--- Begin INPUT ROWS ---

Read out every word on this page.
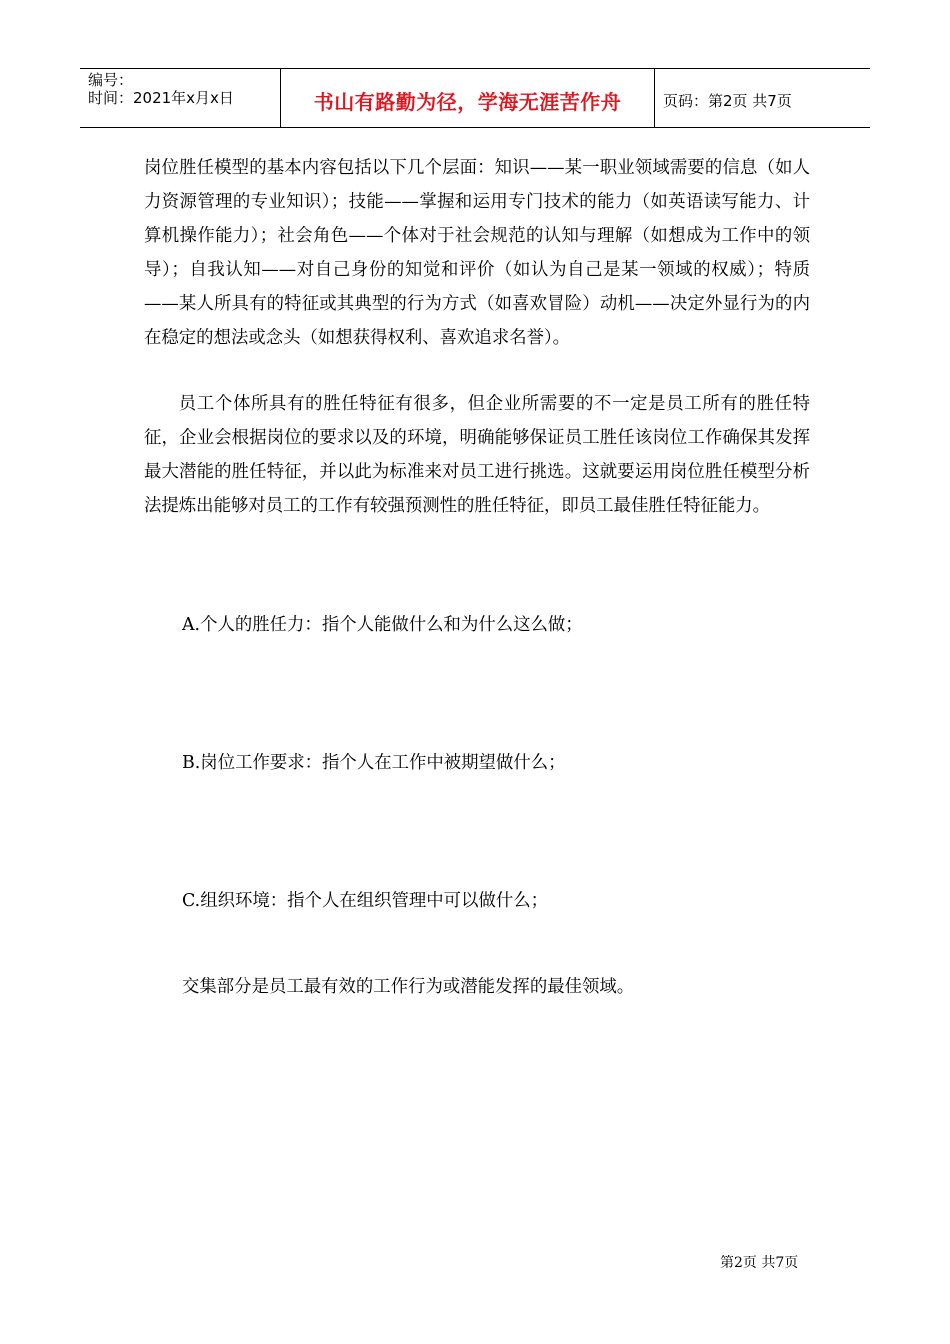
编号：
时间：2021年x月x日	书山有路勤为径，学海无涯苦作舟	页码：第2页 共7页

岗位胜任模型的基本内容包括以下几个层面：知识——某一职业领域需要的信息（如人力资源管理的专业知识）；技能——掌握和运用专门技术的能力（如英语读写能力、计算机操作能力）；社会角色——个体对于社会规范的认知与理解（如想成为工作中的领导）；自我认知——对自己身份的知觉和评价（如认为自己是某一领域的权威）；特质——某人所具有的特征或其典型的行为方式（如喜欢冒险）动机——决定外显行为的内在稳定的想法或念头（如想获得权利、喜欢追求名誉）。

员工个体所具有的胜任特征有很多，但企业所需要的不一定是员工所有的胜任特征，企业会根据岗位的要求以及的环境，明确能够保证员工胜任该岗位工作确保其发挥最大潜能的胜任特征，并以此为标准来对员工进行挑选。这就要运用岗位胜任模型分析法提炼出能够对员工的工作有较强预测性的胜任特征，即员工最佳胜任特征能力。

A.个人的胜任力：指个人能做什么和为什么这么做；

B.岗位工作要求：指个人在工作中被期望做什么；

C.组织环境：指个人在组织管理中可以做什么；

交集部分是员工最有效的工作行为或潜能发挥的最佳领域。

第2页 共7页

--- End INPUT ROWS ---

THE EXERCISE: Give every line back word for word and leave the pictures out.

OUTPUT OF THE TASK:
Read out every word on this page.
编号：
时间：2021年x月x日	书山有路勤为径，学海无涯苦作舟	页码：第2页 共7页

岗位胜任模型的基本内容包括以下几个层面：知识——某一职业领域需要的信息（如人力资源管理的专业知识）；技能——掌握和运用专门技术的能力（如英语读写能力、计算机操作能力）；社会角色——个体对于社会规范的认知与理解（如想成为工作中的领导）；自我认知——对自己身份的知觉和评价（如认为自己是某一领域的权威）；特质——某人所具有的特征或其典型的行为方式（如喜欢冒险）动机——决定外显行为的内在稳定的想法或念头（如想获得权利、喜欢追求名誉）。

员工个体所具有的胜任特征有很多，但企业所需要的不一定是员工所有的胜任特征，企业会根据岗位的要求以及的环境，明确能够保证员工胜任该岗位工作确保其发挥最大潜能的胜任特征，并以此为标准来对员工进行挑选。这就要运用岗位胜任模型分析法提炼出能够对员工的工作有较强预测性的胜任特征，即员工最佳胜任特征能力。

A.个人的胜任力：指个人能做什么和为什么这么做；

B.岗位工作要求：指个人在工作中被期望做什么；

C.组织环境：指个人在组织管理中可以做什么；

交集部分是员工最有效的工作行为或潜能发挥的最佳领域。

第2页 共7页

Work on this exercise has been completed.